◆ **WHAT IS ASKED**: Print all the data, keeping every line exactly as it is.

* START INFORMATION SHOWN *

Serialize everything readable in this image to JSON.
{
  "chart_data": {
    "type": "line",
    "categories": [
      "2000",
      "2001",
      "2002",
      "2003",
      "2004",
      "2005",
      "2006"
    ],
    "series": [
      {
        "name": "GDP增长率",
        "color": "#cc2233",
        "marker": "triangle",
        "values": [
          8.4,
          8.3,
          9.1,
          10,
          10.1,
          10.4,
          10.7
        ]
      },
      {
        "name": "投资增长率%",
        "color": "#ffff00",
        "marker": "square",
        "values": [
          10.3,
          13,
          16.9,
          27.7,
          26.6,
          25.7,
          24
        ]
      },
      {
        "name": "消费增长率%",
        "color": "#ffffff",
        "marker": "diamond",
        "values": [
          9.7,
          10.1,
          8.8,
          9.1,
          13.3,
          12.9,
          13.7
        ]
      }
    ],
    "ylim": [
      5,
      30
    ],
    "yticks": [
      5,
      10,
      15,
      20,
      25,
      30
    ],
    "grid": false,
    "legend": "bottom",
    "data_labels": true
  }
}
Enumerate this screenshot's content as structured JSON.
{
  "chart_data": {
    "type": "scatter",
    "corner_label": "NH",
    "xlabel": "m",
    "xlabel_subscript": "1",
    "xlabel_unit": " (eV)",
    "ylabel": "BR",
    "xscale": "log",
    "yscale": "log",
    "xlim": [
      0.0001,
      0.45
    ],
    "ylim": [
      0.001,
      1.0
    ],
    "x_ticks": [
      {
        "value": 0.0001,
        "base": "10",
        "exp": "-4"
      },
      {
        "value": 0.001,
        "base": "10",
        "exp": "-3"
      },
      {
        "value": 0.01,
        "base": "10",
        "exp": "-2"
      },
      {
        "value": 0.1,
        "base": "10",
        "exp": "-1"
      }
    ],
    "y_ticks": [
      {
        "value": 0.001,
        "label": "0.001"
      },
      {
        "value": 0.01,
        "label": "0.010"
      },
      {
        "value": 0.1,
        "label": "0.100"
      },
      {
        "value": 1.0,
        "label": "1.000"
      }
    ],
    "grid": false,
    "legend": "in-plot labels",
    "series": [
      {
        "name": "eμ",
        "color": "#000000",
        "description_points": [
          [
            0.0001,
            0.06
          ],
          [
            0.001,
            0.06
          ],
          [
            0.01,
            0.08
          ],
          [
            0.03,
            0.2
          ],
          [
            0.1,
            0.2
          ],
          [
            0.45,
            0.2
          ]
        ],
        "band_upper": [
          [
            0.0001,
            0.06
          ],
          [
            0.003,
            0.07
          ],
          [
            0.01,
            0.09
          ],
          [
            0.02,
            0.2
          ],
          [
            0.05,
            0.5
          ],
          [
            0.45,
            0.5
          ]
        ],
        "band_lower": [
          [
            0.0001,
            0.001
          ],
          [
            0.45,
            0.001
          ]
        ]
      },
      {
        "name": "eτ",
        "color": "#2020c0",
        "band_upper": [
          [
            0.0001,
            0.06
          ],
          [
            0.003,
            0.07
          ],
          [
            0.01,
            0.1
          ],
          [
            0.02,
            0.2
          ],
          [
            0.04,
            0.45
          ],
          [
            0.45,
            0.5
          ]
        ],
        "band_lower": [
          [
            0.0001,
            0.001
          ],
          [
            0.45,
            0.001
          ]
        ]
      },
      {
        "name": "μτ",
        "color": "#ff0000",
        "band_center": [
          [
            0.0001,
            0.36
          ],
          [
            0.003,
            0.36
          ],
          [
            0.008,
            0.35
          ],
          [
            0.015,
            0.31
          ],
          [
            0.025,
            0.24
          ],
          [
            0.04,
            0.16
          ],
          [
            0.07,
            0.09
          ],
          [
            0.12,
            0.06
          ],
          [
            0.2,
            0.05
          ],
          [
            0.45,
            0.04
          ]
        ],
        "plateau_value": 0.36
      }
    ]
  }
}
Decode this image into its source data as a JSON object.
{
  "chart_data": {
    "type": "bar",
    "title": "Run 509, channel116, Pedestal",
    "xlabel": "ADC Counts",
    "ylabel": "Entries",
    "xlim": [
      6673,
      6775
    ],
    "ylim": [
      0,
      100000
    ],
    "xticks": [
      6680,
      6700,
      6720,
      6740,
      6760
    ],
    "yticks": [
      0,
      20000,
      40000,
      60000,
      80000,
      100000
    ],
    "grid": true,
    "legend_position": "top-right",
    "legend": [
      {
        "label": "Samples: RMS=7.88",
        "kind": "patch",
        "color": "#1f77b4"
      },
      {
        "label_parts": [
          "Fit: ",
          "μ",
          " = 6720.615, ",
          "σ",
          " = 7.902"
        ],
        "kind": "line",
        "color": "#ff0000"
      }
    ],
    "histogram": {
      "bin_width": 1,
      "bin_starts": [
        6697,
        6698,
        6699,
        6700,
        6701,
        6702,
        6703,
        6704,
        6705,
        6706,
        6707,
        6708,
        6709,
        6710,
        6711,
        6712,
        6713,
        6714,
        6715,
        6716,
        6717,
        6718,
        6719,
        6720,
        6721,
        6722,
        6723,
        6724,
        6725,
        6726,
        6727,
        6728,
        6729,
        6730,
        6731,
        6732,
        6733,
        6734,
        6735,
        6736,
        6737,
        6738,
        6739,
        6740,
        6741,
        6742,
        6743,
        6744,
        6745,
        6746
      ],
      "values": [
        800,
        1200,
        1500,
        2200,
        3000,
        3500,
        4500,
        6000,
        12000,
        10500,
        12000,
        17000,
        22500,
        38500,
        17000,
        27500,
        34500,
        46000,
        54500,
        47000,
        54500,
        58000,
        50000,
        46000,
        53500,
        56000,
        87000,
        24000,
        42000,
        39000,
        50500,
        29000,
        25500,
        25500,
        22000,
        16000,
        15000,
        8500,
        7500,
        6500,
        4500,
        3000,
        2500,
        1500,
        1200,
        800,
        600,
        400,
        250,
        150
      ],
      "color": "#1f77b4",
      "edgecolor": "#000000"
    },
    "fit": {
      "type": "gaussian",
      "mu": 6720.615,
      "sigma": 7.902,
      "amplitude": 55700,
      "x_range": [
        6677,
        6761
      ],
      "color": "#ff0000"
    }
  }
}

* END INFORMATION SHOWN *

◆ **ANSWER FOR THIS EXERCISE**:
Serialize everything readable in this image to JSON.
{
  "chart_data": {
    "type": "line",
    "categories": [
      "2000",
      "2001",
      "2002",
      "2003",
      "2004",
      "2005",
      "2006"
    ],
    "series": [
      {
        "name": "GDP增长率",
        "color": "#cc2233",
        "marker": "triangle",
        "values": [
          8.4,
          8.3,
          9.1,
          10,
          10.1,
          10.4,
          10.7
        ]
      },
      {
        "name": "投资增长率%",
        "color": "#ffff00",
        "marker": "square",
        "values": [
          10.3,
          13,
          16.9,
          27.7,
          26.6,
          25.7,
          24
        ]
      },
      {
        "name": "消费增长率%",
        "color": "#ffffff",
        "marker": "diamond",
        "values": [
          9.7,
          10.1,
          8.8,
          9.1,
          13.3,
          12.9,
          13.7
        ]
      }
    ],
    "ylim": [
      5,
      30
    ],
    "yticks": [
      5,
      10,
      15,
      20,
      25,
      30
    ],
    "grid": false,
    "legend": "bottom",
    "data_labels": true
  }
}
Enumerate this screenshot's content as structured JSON.
{
  "chart_data": {
    "type": "scatter",
    "corner_label": "NH",
    "xlabel": "m",
    "xlabel_subscript": "1",
    "xlabel_unit": " (eV)",
    "ylabel": "BR",
    "xscale": "log",
    "yscale": "log",
    "xlim": [
      0.0001,
      0.45
    ],
    "ylim": [
      0.001,
      1.0
    ],
    "x_ticks": [
      {
        "value": 0.0001,
        "base": "10",
        "exp": "-4"
      },
      {
        "value": 0.001,
        "base": "10",
        "exp": "-3"
      },
      {
        "value": 0.01,
        "base": "10",
        "exp": "-2"
      },
      {
        "value": 0.1,
        "base": "10",
        "exp": "-1"
      }
    ],
    "y_ticks": [
      {
        "value": 0.001,
        "label": "0.001"
      },
      {
        "value": 0.01,
        "label": "0.010"
      },
      {
        "value": 0.1,
        "label": "0.100"
      },
      {
        "value": 1.0,
        "label": "1.000"
      }
    ],
    "grid": false,
    "legend": "in-plot labels",
    "series": [
      {
        "name": "eμ",
        "color": "#000000",
        "description_points": [
          [
            0.0001,
            0.06
          ],
          [
            0.001,
            0.06
          ],
          [
            0.01,
            0.08
          ],
          [
            0.03,
            0.2
          ],
          [
            0.1,
            0.2
          ],
          [
            0.45,
            0.2
          ]
        ],
        "band_upper": [
          [
            0.0001,
            0.06
          ],
          [
            0.003,
            0.07
          ],
          [
            0.01,
            0.09
          ],
          [
            0.02,
            0.2
          ],
          [
            0.05,
            0.5
          ],
          [
            0.45,
            0.5
          ]
        ],
        "band_lower": [
          [
            0.0001,
            0.001
          ],
          [
            0.45,
            0.001
          ]
        ]
      },
      {
        "name": "eτ",
        "color": "#2020c0",
        "band_upper": [
          [
            0.0001,
            0.06
          ],
          [
            0.003,
            0.07
          ],
          [
            0.01,
            0.1
          ],
          [
            0.02,
            0.2
          ],
          [
            0.04,
            0.45
          ],
          [
            0.45,
            0.5
          ]
        ],
        "band_lower": [
          [
            0.0001,
            0.001
          ],
          [
            0.45,
            0.001
          ]
        ]
      },
      {
        "name": "μτ",
        "color": "#ff0000",
        "band_center": [
          [
            0.0001,
            0.36
          ],
          [
            0.003,
            0.36
          ],
          [
            0.008,
            0.35
          ],
          [
            0.015,
            0.31
          ],
          [
            0.025,
            0.24
          ],
          [
            0.04,
            0.16
          ],
          [
            0.07,
            0.09
          ],
          [
            0.12,
            0.06
          ],
          [
            0.2,
            0.05
          ],
          [
            0.45,
            0.04
          ]
        ],
        "plateau_value": 0.36
      }
    ]
  }
}
Decode this image into its source data as a JSON object.
{
  "chart_data": {
    "type": "bar",
    "title": "Run 509, channel116, Pedestal",
    "xlabel": "ADC Counts",
    "ylabel": "Entries",
    "xlim": [
      6673,
      6775
    ],
    "ylim": [
      0,
      100000
    ],
    "xticks": [
      6680,
      6700,
      6720,
      6740,
      6760
    ],
    "yticks": [
      0,
      20000,
      40000,
      60000,
      80000,
      100000
    ],
    "grid": true,
    "legend_position": "top-right",
    "legend": [
      {
        "label": "Samples: RMS=7.88",
        "kind": "patch",
        "color": "#1f77b4"
      },
      {
        "label_parts": [
          "Fit: ",
          "μ",
          " = 6720.615, ",
          "σ",
          " = 7.902"
        ],
        "kind": "line",
        "color": "#ff0000"
      }
    ],
    "histogram": {
      "bin_width": 1,
      "bin_starts": [
        6697,
        6698,
        6699,
        6700,
        6701,
        6702,
        6703,
        6704,
        6705,
        6706,
        6707,
        6708,
        6709,
        6710,
        6711,
        6712,
        6713,
        6714,
        6715,
        6716,
        6717,
        6718,
        6719,
        6720,
        6721,
        6722,
        6723,
        6724,
        6725,
        6726,
        6727,
        6728,
        6729,
        6730,
        6731,
        6732,
        6733,
        6734,
        6735,
        6736,
        6737,
        6738,
        6739,
        6740,
        6741,
        6742,
        6743,
        6744,
        6745,
        6746
      ],
      "values": [
        800,
        1200,
        1500,
        2200,
        3000,
        3500,
        4500,
        6000,
        12000,
        10500,
        12000,
        17000,
        22500,
        38500,
        17000,
        27500,
        34500,
        46000,
        54500,
        47000,
        54500,
        58000,
        50000,
        46000,
        53500,
        56000,
        87000,
        24000,
        42000,
        39000,
        50500,
        29000,
        25500,
        25500,
        22000,
        16000,
        15000,
        8500,
        7500,
        6500,
        4500,
        3000,
        2500,
        1500,
        1200,
        800,
        600,
        400,
        250,
        150
      ],
      "color": "#1f77b4",
      "edgecolor": "#000000"
    },
    "fit": {
      "type": "gaussian",
      "mu": 6720.615,
      "sigma": 7.902,
      "amplitude": 55700,
      "x_range": [
        6677,
        6761
      ],
      "color": "#ff0000"
    }
  }
}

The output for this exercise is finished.